Start of Data for the task

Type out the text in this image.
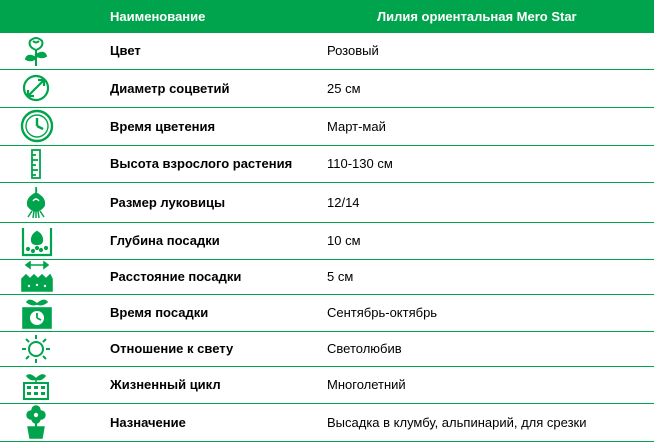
	Наименование	Лилия ориентальная Mero Star

	Цвет	Розовый

	Диаметр соцветий	25 см

	Время цветения	Март-май

	Высота взрослого растения	110-130 см

	Размер луковицы	12/14

	Глубина посадки	10 см

	Расстояние посадки	5 см

	Время посадки	Сентябрь-октябрь

	Отношение к свету	Светолюбив

	Жизненный цикл	Многолетний

	Назначение	Высадка в клумбу, альпинарий, для срезки
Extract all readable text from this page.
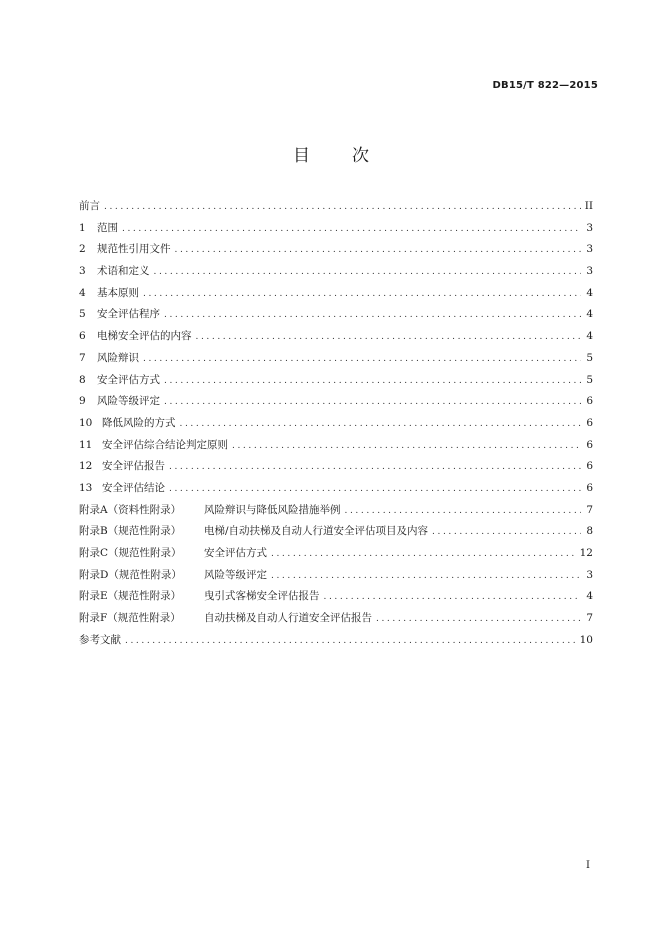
DB15/T 822—2015
目 次
前言 .....	II
1	范围 .....	3
2	规范性引用文件 .....	3
3	术语和定义 .....	3
4	基本原则 .....	4
5	安全评估程序 .....	4
6	电梯安全评估的内容 .....	4
7	风险辩识 .....	5
8	安全评估方式 .....	5
9	风险等级评定 .....	6
10 降低风险的方式 .....	6
11 安全评估综合结论判定原则 .....	6
12 安全评估报告 .....	6
13 安全评估结论 .....	6
附录A（资料性附录）	风险辩识与降低风险措施举例 .....	7
附录B（规范性附录）	电梯/自动扶梯及自动人行道安全评估项目及内容 .....	8
附录C（规范性附录）	安全评估方式 .....	12
附录D（规范性附录）	风险等级评定 .....	3
附录E（规范性附录）	曳引式客梯安全评估报告 .....	4
附录F（规范性附录）	自动扶梯及自动人行道安全评估报告 .....	7
参考文献 .....	10
I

End of Data for the task

> Given request:
Beginning with the line that contains "Extract all readable text from this page." and ending with the last line of the data above, output those lines exactly and nothing more, without any pictures.

> Task response:
Extract all readable text from this page.
DB15/T 822—2015
目 次
前言 .....	II
1	范围 .....	3
2	规范性引用文件 .....	3
3	术语和定义 .....	3
4	基本原则 .....	4
5	安全评估程序 .....	4
6	电梯安全评估的内容 .....	4
7	风险辩识 .....	5
8	安全评估方式 .....	5
9	风险等级评定 .....	6
10 降低风险的方式 .....	6
11 安全评估综合结论判定原则 .....	6
12 安全评估报告 .....	6
13 安全评估结论 .....	6
附录A（资料性附录）	风险辩识与降低风险措施举例 .....	7
附录B（规范性附录）	电梯/自动扶梯及自动人行道安全评估项目及内容 .....	8
附录C（规范性附录）	安全评估方式 .....	12
附录D（规范性附录）	风险等级评定 .....	3
附录E（规范性附录）	曳引式客梯安全评估报告 .....	4
附录F（规范性附录）	自动扶梯及自动人行道安全评估报告 .....	7
参考文献 .....	10
I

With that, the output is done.